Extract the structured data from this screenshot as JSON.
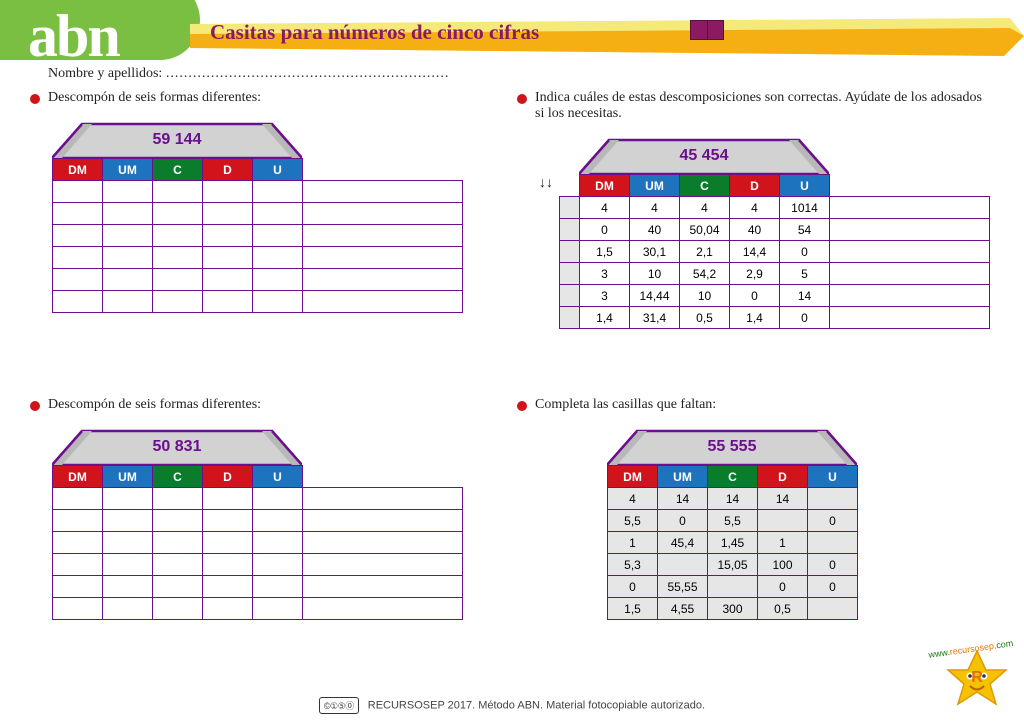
{
  "logo": "abn",
  "title": "Casitas para números de cinco cifras",
  "name_label": "Nombre y apellidos: ",
  "colors": {
    "purple": "#6b0f8e",
    "purple_dark": "#5a0c78",
    "green_logo": "#7bbf42",
    "title_color": "#8b1a63",
    "banner_yellow_top": "#f5e97a",
    "banner_orange_bot": "#f4a500",
    "red": "#d1131c",
    "blue": "#1e73be",
    "green": "#0a7d2c",
    "gray_cell": "#e6e6e6",
    "roof_fill_light": "#d2d2d2",
    "roof_fill_dark": "#b8b8b8"
  },
  "headers": [
    "DM",
    "UM",
    "C",
    "D",
    "U"
  ],
  "sections": {
    "topleft": {
      "label": "Descompón de seis formas diferentes:",
      "number": "59 144",
      "has_mark_col": false,
      "has_ext_col": true,
      "rows": [
        [
          "",
          "",
          "",
          "",
          "",
          ""
        ],
        [
          "",
          "",
          "",
          "",
          "",
          ""
        ],
        [
          "",
          "",
          "",
          "",
          "",
          ""
        ],
        [
          "",
          "",
          "",
          "",
          "",
          ""
        ],
        [
          "",
          "",
          "",
          "",
          "",
          ""
        ],
        [
          "",
          "",
          "",
          "",
          "",
          ""
        ]
      ]
    },
    "topright": {
      "label": "Indica cuáles de estas descomposiciones son correctas. Ayúdate de los adosados si los necesitas.",
      "number": "45 454",
      "has_mark_col": true,
      "has_ext_col": true,
      "arrows_sym": "↓↓",
      "rows": [
        [
          "",
          "4",
          "4",
          "4",
          "4",
          "1014",
          ""
        ],
        [
          "",
          "0",
          "40",
          "50,04",
          "40",
          "54",
          ""
        ],
        [
          "",
          "1,5",
          "30,1",
          "2,1",
          "14,4",
          "0",
          ""
        ],
        [
          "",
          "3",
          "10",
          "54,2",
          "2,9",
          "5",
          ""
        ],
        [
          "",
          "3",
          "14,44",
          "10",
          "0",
          "14",
          ""
        ],
        [
          "",
          "1,4",
          "31,4",
          "0,5",
          "1,4",
          "0",
          ""
        ]
      ]
    },
    "botleft": {
      "label": "Descompón de seis formas diferentes:",
      "number": "50 831",
      "has_mark_col": false,
      "has_ext_col": true,
      "rows": [
        [
          "",
          "",
          "",
          "",
          "",
          ""
        ],
        [
          "",
          "",
          "",
          "",
          "",
          ""
        ],
        [
          "",
          "",
          "",
          "",
          "",
          ""
        ],
        [
          "",
          "",
          "",
          "",
          "",
          ""
        ],
        [
          "",
          "",
          "",
          "",
          "",
          ""
        ],
        [
          "",
          "",
          "",
          "",
          "",
          ""
        ]
      ]
    },
    "botright": {
      "label": "Completa las casillas que faltan:",
      "number": "55 555",
      "has_mark_col": false,
      "has_ext_col": false,
      "gray_cells": true,
      "rows": [
        [
          "4",
          "14",
          "14",
          "14",
          ""
        ],
        [
          "5,5",
          "0",
          "5,5",
          "",
          "0"
        ],
        [
          "1",
          "45,4",
          "1,45",
          "1",
          ""
        ],
        [
          "5,3",
          "",
          "15,05",
          "100",
          "0"
        ],
        [
          "0",
          "55,55",
          "",
          "0",
          "0"
        ],
        [
          "1,5",
          "4,55",
          "300",
          "0,5",
          ""
        ]
      ]
    }
  },
  "footer": {
    "cc": "©①⑤⓪",
    "text": "RECURSOSEP 2017. Método ABN. Material fotocopiable autorizado."
  },
  "url": {
    "www": "www.",
    "mid": "recursosep",
    "com": ".com"
  }
}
════════
• **TASK DETAILS**
Reproduce the full listing above verbatim, with no pictures included.

• **TASK OUTPUT**
Extract the structured data from this screenshot as JSON.
{
  "logo": "abn",
  "title": "Casitas para números de cinco cifras",
  "name_label": "Nombre y apellidos: ",
  "colors": {
    "purple": "#6b0f8e",
    "purple_dark": "#5a0c78",
    "green_logo": "#7bbf42",
    "title_color": "#8b1a63",
    "banner_yellow_top": "#f5e97a",
    "banner_orange_bot": "#f4a500",
    "red": "#d1131c",
    "blue": "#1e73be",
    "green": "#0a7d2c",
    "gray_cell": "#e6e6e6",
    "roof_fill_light": "#d2d2d2",
    "roof_fill_dark": "#b8b8b8"
  },
  "headers": [
    "DM",
    "UM",
    "C",
    "D",
    "U"
  ],
  "sections": {
    "topleft": {
      "label": "Descompón de seis formas diferentes:",
      "number": "59 144",
      "has_mark_col": false,
      "has_ext_col": true,
      "rows": [
        [
          "",
          "",
          "",
          "",
          "",
          ""
        ],
        [
          "",
          "",
          "",
          "",
          "",
          ""
        ],
        [
          "",
          "",
          "",
          "",
          "",
          ""
        ],
        [
          "",
          "",
          "",
          "",
          "",
          ""
        ],
        [
          "",
          "",
          "",
          "",
          "",
          ""
        ],
        [
          "",
          "",
          "",
          "",
          "",
          ""
        ]
      ]
    },
    "topright": {
      "label": "Indica cuáles de estas descomposiciones son correctas. Ayúdate de los adosados si los necesitas.",
      "number": "45 454",
      "has_mark_col": true,
      "has_ext_col": true,
      "arrows_sym": "↓↓",
      "rows": [
        [
          "",
          "4",
          "4",
          "4",
          "4",
          "1014",
          ""
        ],
        [
          "",
          "0",
          "40",
          "50,04",
          "40",
          "54",
          ""
        ],
        [
          "",
          "1,5",
          "30,1",
          "2,1",
          "14,4",
          "0",
          ""
        ],
        [
          "",
          "3",
          "10",
          "54,2",
          "2,9",
          "5",
          ""
        ],
        [
          "",
          "3",
          "14,44",
          "10",
          "0",
          "14",
          ""
        ],
        [
          "",
          "1,4",
          "31,4",
          "0,5",
          "1,4",
          "0",
          ""
        ]
      ]
    },
    "botleft": {
      "label": "Descompón de seis formas diferentes:",
      "number": "50 831",
      "has_mark_col": false,
      "has_ext_col": true,
      "rows": [
        [
          "",
          "",
          "",
          "",
          "",
          ""
        ],
        [
          "",
          "",
          "",
          "",
          "",
          ""
        ],
        [
          "",
          "",
          "",
          "",
          "",
          ""
        ],
        [
          "",
          "",
          "",
          "",
          "",
          ""
        ],
        [
          "",
          "",
          "",
          "",
          "",
          ""
        ],
        [
          "",
          "",
          "",
          "",
          "",
          ""
        ]
      ]
    },
    "botright": {
      "label": "Completa las casillas que faltan:",
      "number": "55 555",
      "has_mark_col": false,
      "has_ext_col": false,
      "gray_cells": true,
      "rows": [
        [
          "4",
          "14",
          "14",
          "14",
          ""
        ],
        [
          "5,5",
          "0",
          "5,5",
          "",
          "0"
        ],
        [
          "1",
          "45,4",
          "1,45",
          "1",
          ""
        ],
        [
          "5,3",
          "",
          "15,05",
          "100",
          "0"
        ],
        [
          "0",
          "55,55",
          "",
          "0",
          "0"
        ],
        [
          "1,5",
          "4,55",
          "300",
          "0,5",
          ""
        ]
      ]
    }
  },
  "footer": {
    "cc": "©①⑤⓪",
    "text": "RECURSOSEP 2017. Método ABN. Material fotocopiable autorizado."
  },
  "url": {
    "www": "www.",
    "mid": "recursosep",
    "com": ".com"
  }
}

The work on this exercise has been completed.